__Source records__.
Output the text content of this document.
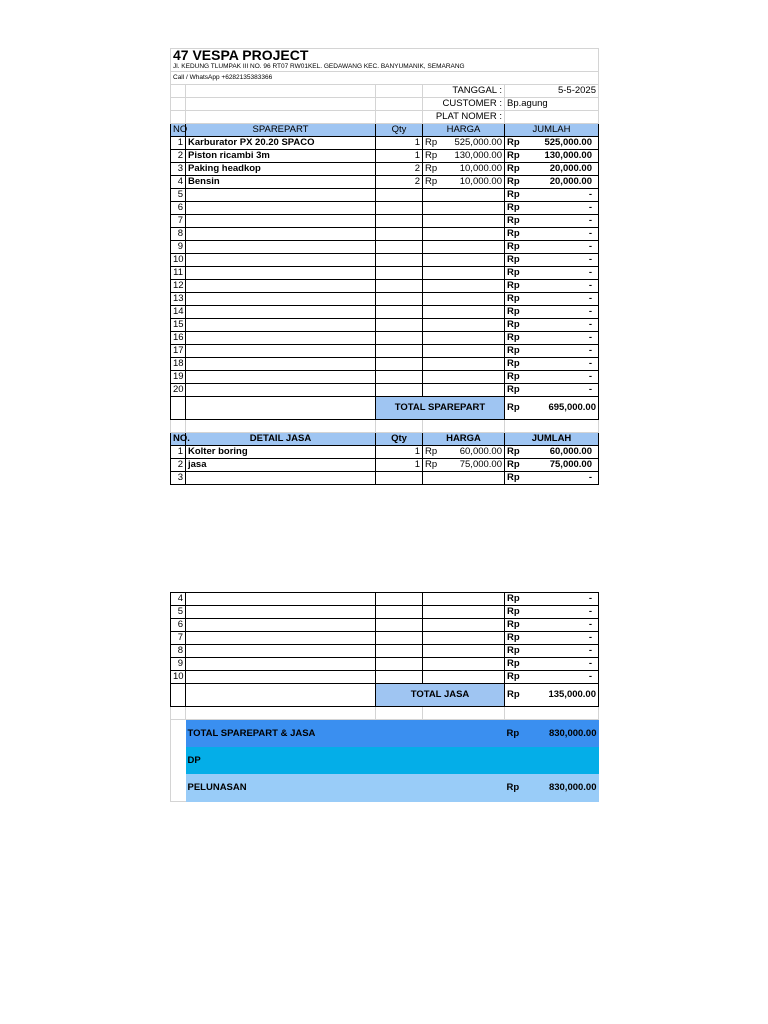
47 VESPA PROJECT				
Jl. KEDUNG TLUMPAK III NO. 96 RT07 RW01KEL. GEDAWANG KEC. BANYUMANIK, SEMARANG				
Call / WhatsApp +6282135383366				
			TANGGAL :	5-5-2025
			CUSTOMER :	Bp.agung
			PLAT NOMER :	
NO	SPAREPART	Qty	HARGA	JUMLAH
1	Karburator PX 20.20 SPACO	1	Rp 525,000.00	Rp 525,000.00

2	Piston ricambi 3m	1	Rp 130,000.00	Rp 130,000.00

3	Paking headkop	2	Rp 10,000.00	Rp 20,000.00

4	Bensin	2	Rp 10,000.00	Rp 20,000.00

5				Rp -

6				Rp -

7				Rp -

8				Rp -

9				Rp -

10				Rp -

11				Rp -

12				Rp -

13				Rp -

14				Rp -

15				Rp -

16				Rp -

17				Rp -

18				Rp -

19				Rp -

20				Rp -

		TOTAL SPAREPART		Rp 695,000.00

NO.	DETAIL JASA	Qty	HARGA	JUMLAH
1	Kolter boring	1	Rp 60,000.00	Rp 60,000.00

2	jasa	1	Rp 75,000.00	Rp 75,000.00

3				Rp -
4				Rp -

5				Rp -

6				Rp -

7				Rp -

8				Rp -

9				Rp -

10				Rp -

		TOTAL JASA		Rp 135,000.00

	TOTAL SPAREPART & JASA			Rp 830,000.00

	DP			
	PELUNASAN			Rp 830,000.00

__What the task requires__.
Copy each line from the records above that includes the string "TOTAL".

__Worked answer__.
		TOTAL SPAREPART		Rp 695,000.00
		TOTAL JASA		Rp 135,000.00
	TOTAL SPAREPART & JASA			Rp 830,000.00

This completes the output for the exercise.